- **Available records**:

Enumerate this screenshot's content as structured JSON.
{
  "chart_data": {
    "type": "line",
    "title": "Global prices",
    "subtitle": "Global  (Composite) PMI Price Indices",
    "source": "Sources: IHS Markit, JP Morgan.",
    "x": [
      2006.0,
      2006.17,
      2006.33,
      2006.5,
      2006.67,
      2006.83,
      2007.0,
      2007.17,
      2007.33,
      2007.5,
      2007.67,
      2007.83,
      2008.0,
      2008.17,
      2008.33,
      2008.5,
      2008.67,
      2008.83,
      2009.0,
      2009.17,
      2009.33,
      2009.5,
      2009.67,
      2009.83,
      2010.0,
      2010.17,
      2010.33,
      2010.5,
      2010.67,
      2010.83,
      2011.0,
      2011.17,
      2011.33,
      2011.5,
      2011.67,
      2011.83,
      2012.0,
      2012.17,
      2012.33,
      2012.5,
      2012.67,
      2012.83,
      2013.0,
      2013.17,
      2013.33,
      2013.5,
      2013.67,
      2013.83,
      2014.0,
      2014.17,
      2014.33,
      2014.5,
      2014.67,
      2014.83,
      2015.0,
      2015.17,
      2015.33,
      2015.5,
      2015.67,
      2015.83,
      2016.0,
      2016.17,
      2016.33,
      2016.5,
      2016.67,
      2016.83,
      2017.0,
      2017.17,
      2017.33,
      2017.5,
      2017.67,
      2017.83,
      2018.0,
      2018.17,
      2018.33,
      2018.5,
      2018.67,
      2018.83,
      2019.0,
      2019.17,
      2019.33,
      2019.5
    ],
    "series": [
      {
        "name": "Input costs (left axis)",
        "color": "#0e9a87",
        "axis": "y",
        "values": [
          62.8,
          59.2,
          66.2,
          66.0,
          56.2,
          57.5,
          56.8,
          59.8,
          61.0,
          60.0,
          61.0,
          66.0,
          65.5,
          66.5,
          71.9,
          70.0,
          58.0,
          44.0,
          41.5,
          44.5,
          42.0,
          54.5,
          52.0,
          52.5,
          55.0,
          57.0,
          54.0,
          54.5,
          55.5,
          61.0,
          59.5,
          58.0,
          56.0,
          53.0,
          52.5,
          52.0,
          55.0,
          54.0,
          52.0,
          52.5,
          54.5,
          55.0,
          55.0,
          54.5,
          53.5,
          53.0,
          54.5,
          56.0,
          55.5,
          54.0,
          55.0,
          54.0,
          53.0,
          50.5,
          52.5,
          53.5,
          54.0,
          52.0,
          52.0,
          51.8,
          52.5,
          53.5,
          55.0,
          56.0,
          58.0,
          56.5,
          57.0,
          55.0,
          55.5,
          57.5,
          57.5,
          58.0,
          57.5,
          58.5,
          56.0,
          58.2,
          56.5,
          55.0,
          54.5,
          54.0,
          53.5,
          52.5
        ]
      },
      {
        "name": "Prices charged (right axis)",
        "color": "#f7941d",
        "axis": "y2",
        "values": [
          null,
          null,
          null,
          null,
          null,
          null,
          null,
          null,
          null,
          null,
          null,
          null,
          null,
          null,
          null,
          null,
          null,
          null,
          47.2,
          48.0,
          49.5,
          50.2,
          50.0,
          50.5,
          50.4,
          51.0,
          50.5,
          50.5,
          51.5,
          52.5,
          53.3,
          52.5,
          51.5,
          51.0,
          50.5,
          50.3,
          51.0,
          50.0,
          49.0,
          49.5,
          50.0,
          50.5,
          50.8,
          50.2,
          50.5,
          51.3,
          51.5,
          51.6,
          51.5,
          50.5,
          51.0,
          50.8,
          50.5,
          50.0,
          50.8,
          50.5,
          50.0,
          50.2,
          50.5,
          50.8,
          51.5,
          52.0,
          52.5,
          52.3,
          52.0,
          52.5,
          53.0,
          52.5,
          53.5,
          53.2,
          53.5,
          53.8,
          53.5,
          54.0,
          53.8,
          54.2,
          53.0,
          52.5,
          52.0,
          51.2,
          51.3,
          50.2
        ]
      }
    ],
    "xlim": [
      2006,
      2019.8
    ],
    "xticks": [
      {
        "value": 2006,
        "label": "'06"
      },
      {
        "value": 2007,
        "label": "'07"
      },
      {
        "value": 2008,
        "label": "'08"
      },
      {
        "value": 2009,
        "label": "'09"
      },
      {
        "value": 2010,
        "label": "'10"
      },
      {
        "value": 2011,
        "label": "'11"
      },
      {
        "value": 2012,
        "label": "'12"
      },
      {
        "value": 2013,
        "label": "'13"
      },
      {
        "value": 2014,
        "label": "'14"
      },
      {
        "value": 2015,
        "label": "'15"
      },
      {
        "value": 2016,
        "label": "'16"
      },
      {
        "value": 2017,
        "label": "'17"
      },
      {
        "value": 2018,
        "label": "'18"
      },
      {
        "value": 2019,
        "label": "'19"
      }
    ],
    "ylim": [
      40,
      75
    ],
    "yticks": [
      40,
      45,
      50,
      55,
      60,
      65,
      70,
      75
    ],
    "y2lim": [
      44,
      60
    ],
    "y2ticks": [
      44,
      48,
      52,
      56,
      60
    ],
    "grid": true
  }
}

- **Written task**:
Every record shown above must be echoed exactly.

- **Final answer**:
Enumerate this screenshot's content as structured JSON.
{
  "chart_data": {
    "type": "line",
    "title": "Global prices",
    "subtitle": "Global  (Composite) PMI Price Indices",
    "source": "Sources: IHS Markit, JP Morgan.",
    "x": [
      2006.0,
      2006.17,
      2006.33,
      2006.5,
      2006.67,
      2006.83,
      2007.0,
      2007.17,
      2007.33,
      2007.5,
      2007.67,
      2007.83,
      2008.0,
      2008.17,
      2008.33,
      2008.5,
      2008.67,
      2008.83,
      2009.0,
      2009.17,
      2009.33,
      2009.5,
      2009.67,
      2009.83,
      2010.0,
      2010.17,
      2010.33,
      2010.5,
      2010.67,
      2010.83,
      2011.0,
      2011.17,
      2011.33,
      2011.5,
      2011.67,
      2011.83,
      2012.0,
      2012.17,
      2012.33,
      2012.5,
      2012.67,
      2012.83,
      2013.0,
      2013.17,
      2013.33,
      2013.5,
      2013.67,
      2013.83,
      2014.0,
      2014.17,
      2014.33,
      2014.5,
      2014.67,
      2014.83,
      2015.0,
      2015.17,
      2015.33,
      2015.5,
      2015.67,
      2015.83,
      2016.0,
      2016.17,
      2016.33,
      2016.5,
      2016.67,
      2016.83,
      2017.0,
      2017.17,
      2017.33,
      2017.5,
      2017.67,
      2017.83,
      2018.0,
      2018.17,
      2018.33,
      2018.5,
      2018.67,
      2018.83,
      2019.0,
      2019.17,
      2019.33,
      2019.5
    ],
    "series": [
      {
        "name": "Input costs (left axis)",
        "color": "#0e9a87",
        "axis": "y",
        "values": [
          62.8,
          59.2,
          66.2,
          66.0,
          56.2,
          57.5,
          56.8,
          59.8,
          61.0,
          60.0,
          61.0,
          66.0,
          65.5,
          66.5,
          71.9,
          70.0,
          58.0,
          44.0,
          41.5,
          44.5,
          42.0,
          54.5,
          52.0,
          52.5,
          55.0,
          57.0,
          54.0,
          54.5,
          55.5,
          61.0,
          59.5,
          58.0,
          56.0,
          53.0,
          52.5,
          52.0,
          55.0,
          54.0,
          52.0,
          52.5,
          54.5,
          55.0,
          55.0,
          54.5,
          53.5,
          53.0,
          54.5,
          56.0,
          55.5,
          54.0,
          55.0,
          54.0,
          53.0,
          50.5,
          52.5,
          53.5,
          54.0,
          52.0,
          52.0,
          51.8,
          52.5,
          53.5,
          55.0,
          56.0,
          58.0,
          56.5,
          57.0,
          55.0,
          55.5,
          57.5,
          57.5,
          58.0,
          57.5,
          58.5,
          56.0,
          58.2,
          56.5,
          55.0,
          54.5,
          54.0,
          53.5,
          52.5
        ]
      },
      {
        "name": "Prices charged (right axis)",
        "color": "#f7941d",
        "axis": "y2",
        "values": [
          null,
          null,
          null,
          null,
          null,
          null,
          null,
          null,
          null,
          null,
          null,
          null,
          null,
          null,
          null,
          null,
          null,
          null,
          47.2,
          48.0,
          49.5,
          50.2,
          50.0,
          50.5,
          50.4,
          51.0,
          50.5,
          50.5,
          51.5,
          52.5,
          53.3,
          52.5,
          51.5,
          51.0,
          50.5,
          50.3,
          51.0,
          50.0,
          49.0,
          49.5,
          50.0,
          50.5,
          50.8,
          50.2,
          50.5,
          51.3,
          51.5,
          51.6,
          51.5,
          50.5,
          51.0,
          50.8,
          50.5,
          50.0,
          50.8,
          50.5,
          50.0,
          50.2,
          50.5,
          50.8,
          51.5,
          52.0,
          52.5,
          52.3,
          52.0,
          52.5,
          53.0,
          52.5,
          53.5,
          53.2,
          53.5,
          53.8,
          53.5,
          54.0,
          53.8,
          54.2,
          53.0,
          52.5,
          52.0,
          51.2,
          51.3,
          50.2
        ]
      }
    ],
    "xlim": [
      2006,
      2019.8
    ],
    "xticks": [
      {
        "value": 2006,
        "label": "'06"
      },
      {
        "value": 2007,
        "label": "'07"
      },
      {
        "value": 2008,
        "label": "'08"
      },
      {
        "value": 2009,
        "label": "'09"
      },
      {
        "value": 2010,
        "label": "'10"
      },
      {
        "value": 2011,
        "label": "'11"
      },
      {
        "value": 2012,
        "label": "'12"
      },
      {
        "value": 2013,
        "label": "'13"
      },
      {
        "value": 2014,
        "label": "'14"
      },
      {
        "value": 2015,
        "label": "'15"
      },
      {
        "value": 2016,
        "label": "'16"
      },
      {
        "value": 2017,
        "label": "'17"
      },
      {
        "value": 2018,
        "label": "'18"
      },
      {
        "value": 2019,
        "label": "'19"
      }
    ],
    "ylim": [
      40,
      75
    ],
    "yticks": [
      40,
      45,
      50,
      55,
      60,
      65,
      70,
      75
    ],
    "y2lim": [
      44,
      60
    ],
    "y2ticks": [
      44,
      48,
      52,
      56,
      60
    ],
    "grid": true
  }
}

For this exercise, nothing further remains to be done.